- Exercise -
Exactly reproduce each record listed below.

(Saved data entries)
---------------

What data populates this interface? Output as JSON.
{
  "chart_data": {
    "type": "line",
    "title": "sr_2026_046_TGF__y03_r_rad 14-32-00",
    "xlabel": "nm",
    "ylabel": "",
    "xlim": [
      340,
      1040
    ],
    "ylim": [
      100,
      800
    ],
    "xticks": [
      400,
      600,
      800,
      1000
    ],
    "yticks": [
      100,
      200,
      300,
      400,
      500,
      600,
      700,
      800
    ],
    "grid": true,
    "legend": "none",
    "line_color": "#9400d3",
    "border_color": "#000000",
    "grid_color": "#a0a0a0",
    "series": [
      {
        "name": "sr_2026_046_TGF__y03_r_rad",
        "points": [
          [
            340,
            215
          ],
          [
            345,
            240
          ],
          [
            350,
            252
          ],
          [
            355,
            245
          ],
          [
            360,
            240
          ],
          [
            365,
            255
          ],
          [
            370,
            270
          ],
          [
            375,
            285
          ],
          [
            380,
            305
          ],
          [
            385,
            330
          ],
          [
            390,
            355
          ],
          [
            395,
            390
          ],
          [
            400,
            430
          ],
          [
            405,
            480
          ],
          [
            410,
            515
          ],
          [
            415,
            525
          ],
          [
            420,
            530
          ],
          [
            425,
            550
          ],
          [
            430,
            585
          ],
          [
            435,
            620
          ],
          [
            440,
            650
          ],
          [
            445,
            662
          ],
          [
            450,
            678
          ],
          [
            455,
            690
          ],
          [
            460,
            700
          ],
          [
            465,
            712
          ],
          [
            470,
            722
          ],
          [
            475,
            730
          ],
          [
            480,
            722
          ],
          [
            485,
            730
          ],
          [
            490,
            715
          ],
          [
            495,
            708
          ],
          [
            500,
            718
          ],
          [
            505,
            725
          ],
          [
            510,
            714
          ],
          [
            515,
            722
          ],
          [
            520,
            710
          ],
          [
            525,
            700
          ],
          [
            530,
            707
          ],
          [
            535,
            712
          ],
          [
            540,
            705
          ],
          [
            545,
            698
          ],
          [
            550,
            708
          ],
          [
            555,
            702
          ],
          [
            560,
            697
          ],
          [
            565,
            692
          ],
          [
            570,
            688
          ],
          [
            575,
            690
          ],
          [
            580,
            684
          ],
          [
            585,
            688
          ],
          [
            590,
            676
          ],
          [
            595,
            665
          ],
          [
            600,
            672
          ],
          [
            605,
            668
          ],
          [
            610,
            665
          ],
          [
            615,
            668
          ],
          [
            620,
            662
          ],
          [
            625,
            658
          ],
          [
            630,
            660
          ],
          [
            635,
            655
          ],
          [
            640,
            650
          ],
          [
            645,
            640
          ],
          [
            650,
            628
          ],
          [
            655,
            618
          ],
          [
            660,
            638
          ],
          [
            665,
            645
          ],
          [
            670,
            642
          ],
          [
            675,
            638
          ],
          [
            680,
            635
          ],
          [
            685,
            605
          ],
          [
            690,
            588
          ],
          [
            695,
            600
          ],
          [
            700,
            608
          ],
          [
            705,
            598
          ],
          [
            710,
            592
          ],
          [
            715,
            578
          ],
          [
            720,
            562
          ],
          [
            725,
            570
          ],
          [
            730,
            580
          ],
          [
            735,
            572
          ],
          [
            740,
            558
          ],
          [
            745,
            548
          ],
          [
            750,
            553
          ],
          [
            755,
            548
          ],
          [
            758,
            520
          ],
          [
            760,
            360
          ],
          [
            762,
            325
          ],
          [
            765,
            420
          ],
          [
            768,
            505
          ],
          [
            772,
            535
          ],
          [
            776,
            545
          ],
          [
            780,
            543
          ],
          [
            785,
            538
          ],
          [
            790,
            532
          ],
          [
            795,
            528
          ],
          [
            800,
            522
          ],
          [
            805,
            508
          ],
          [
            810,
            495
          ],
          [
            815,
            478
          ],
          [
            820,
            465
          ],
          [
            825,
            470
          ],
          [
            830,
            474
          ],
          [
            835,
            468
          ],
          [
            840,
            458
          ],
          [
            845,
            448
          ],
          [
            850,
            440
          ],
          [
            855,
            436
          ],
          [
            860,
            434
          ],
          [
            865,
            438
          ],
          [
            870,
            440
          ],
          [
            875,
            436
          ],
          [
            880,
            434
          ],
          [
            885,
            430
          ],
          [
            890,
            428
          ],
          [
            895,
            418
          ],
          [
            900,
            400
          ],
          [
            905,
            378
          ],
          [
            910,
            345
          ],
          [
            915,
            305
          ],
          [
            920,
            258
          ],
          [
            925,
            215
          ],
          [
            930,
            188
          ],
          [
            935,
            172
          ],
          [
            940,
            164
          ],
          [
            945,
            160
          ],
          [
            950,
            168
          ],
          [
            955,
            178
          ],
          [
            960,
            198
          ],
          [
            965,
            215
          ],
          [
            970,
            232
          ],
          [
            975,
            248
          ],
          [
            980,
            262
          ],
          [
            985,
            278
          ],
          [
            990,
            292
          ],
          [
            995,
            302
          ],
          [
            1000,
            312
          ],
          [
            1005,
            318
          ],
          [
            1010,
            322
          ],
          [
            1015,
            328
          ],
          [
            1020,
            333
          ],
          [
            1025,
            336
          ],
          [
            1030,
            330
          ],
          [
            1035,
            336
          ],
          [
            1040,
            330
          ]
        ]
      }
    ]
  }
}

---------------

- Solution -
What data populates this interface? Output as JSON.
{
  "chart_data": {
    "type": "line",
    "title": "sr_2026_046_TGF__y03_r_rad 14-32-00",
    "xlabel": "nm",
    "ylabel": "",
    "xlim": [
      340,
      1040
    ],
    "ylim": [
      100,
      800
    ],
    "xticks": [
      400,
      600,
      800,
      1000
    ],
    "yticks": [
      100,
      200,
      300,
      400,
      500,
      600,
      700,
      800
    ],
    "grid": true,
    "legend": "none",
    "line_color": "#9400d3",
    "border_color": "#000000",
    "grid_color": "#a0a0a0",
    "series": [
      {
        "name": "sr_2026_046_TGF__y03_r_rad",
        "points": [
          [
            340,
            215
          ],
          [
            345,
            240
          ],
          [
            350,
            252
          ],
          [
            355,
            245
          ],
          [
            360,
            240
          ],
          [
            365,
            255
          ],
          [
            370,
            270
          ],
          [
            375,
            285
          ],
          [
            380,
            305
          ],
          [
            385,
            330
          ],
          [
            390,
            355
          ],
          [
            395,
            390
          ],
          [
            400,
            430
          ],
          [
            405,
            480
          ],
          [
            410,
            515
          ],
          [
            415,
            525
          ],
          [
            420,
            530
          ],
          [
            425,
            550
          ],
          [
            430,
            585
          ],
          [
            435,
            620
          ],
          [
            440,
            650
          ],
          [
            445,
            662
          ],
          [
            450,
            678
          ],
          [
            455,
            690
          ],
          [
            460,
            700
          ],
          [
            465,
            712
          ],
          [
            470,
            722
          ],
          [
            475,
            730
          ],
          [
            480,
            722
          ],
          [
            485,
            730
          ],
          [
            490,
            715
          ],
          [
            495,
            708
          ],
          [
            500,
            718
          ],
          [
            505,
            725
          ],
          [
            510,
            714
          ],
          [
            515,
            722
          ],
          [
            520,
            710
          ],
          [
            525,
            700
          ],
          [
            530,
            707
          ],
          [
            535,
            712
          ],
          [
            540,
            705
          ],
          [
            545,
            698
          ],
          [
            550,
            708
          ],
          [
            555,
            702
          ],
          [
            560,
            697
          ],
          [
            565,
            692
          ],
          [
            570,
            688
          ],
          [
            575,
            690
          ],
          [
            580,
            684
          ],
          [
            585,
            688
          ],
          [
            590,
            676
          ],
          [
            595,
            665
          ],
          [
            600,
            672
          ],
          [
            605,
            668
          ],
          [
            610,
            665
          ],
          [
            615,
            668
          ],
          [
            620,
            662
          ],
          [
            625,
            658
          ],
          [
            630,
            660
          ],
          [
            635,
            655
          ],
          [
            640,
            650
          ],
          [
            645,
            640
          ],
          [
            650,
            628
          ],
          [
            655,
            618
          ],
          [
            660,
            638
          ],
          [
            665,
            645
          ],
          [
            670,
            642
          ],
          [
            675,
            638
          ],
          [
            680,
            635
          ],
          [
            685,
            605
          ],
          [
            690,
            588
          ],
          [
            695,
            600
          ],
          [
            700,
            608
          ],
          [
            705,
            598
          ],
          [
            710,
            592
          ],
          [
            715,
            578
          ],
          [
            720,
            562
          ],
          [
            725,
            570
          ],
          [
            730,
            580
          ],
          [
            735,
            572
          ],
          [
            740,
            558
          ],
          [
            745,
            548
          ],
          [
            750,
            553
          ],
          [
            755,
            548
          ],
          [
            758,
            520
          ],
          [
            760,
            360
          ],
          [
            762,
            325
          ],
          [
            765,
            420
          ],
          [
            768,
            505
          ],
          [
            772,
            535
          ],
          [
            776,
            545
          ],
          [
            780,
            543
          ],
          [
            785,
            538
          ],
          [
            790,
            532
          ],
          [
            795,
            528
          ],
          [
            800,
            522
          ],
          [
            805,
            508
          ],
          [
            810,
            495
          ],
          [
            815,
            478
          ],
          [
            820,
            465
          ],
          [
            825,
            470
          ],
          [
            830,
            474
          ],
          [
            835,
            468
          ],
          [
            840,
            458
          ],
          [
            845,
            448
          ],
          [
            850,
            440
          ],
          [
            855,
            436
          ],
          [
            860,
            434
          ],
          [
            865,
            438
          ],
          [
            870,
            440
          ],
          [
            875,
            436
          ],
          [
            880,
            434
          ],
          [
            885,
            430
          ],
          [
            890,
            428
          ],
          [
            895,
            418
          ],
          [
            900,
            400
          ],
          [
            905,
            378
          ],
          [
            910,
            345
          ],
          [
            915,
            305
          ],
          [
            920,
            258
          ],
          [
            925,
            215
          ],
          [
            930,
            188
          ],
          [
            935,
            172
          ],
          [
            940,
            164
          ],
          [
            945,
            160
          ],
          [
            950,
            168
          ],
          [
            955,
            178
          ],
          [
            960,
            198
          ],
          [
            965,
            215
          ],
          [
            970,
            232
          ],
          [
            975,
            248
          ],
          [
            980,
            262
          ],
          [
            985,
            278
          ],
          [
            990,
            292
          ],
          [
            995,
            302
          ],
          [
            1000,
            312
          ],
          [
            1005,
            318
          ],
          [
            1010,
            322
          ],
          [
            1015,
            328
          ],
          [
            1020,
            333
          ],
          [
            1025,
            336
          ],
          [
            1030,
            330
          ],
          [
            1035,
            336
          ],
          [
            1040,
            330
          ]
        ]
      }
    ]
  }
}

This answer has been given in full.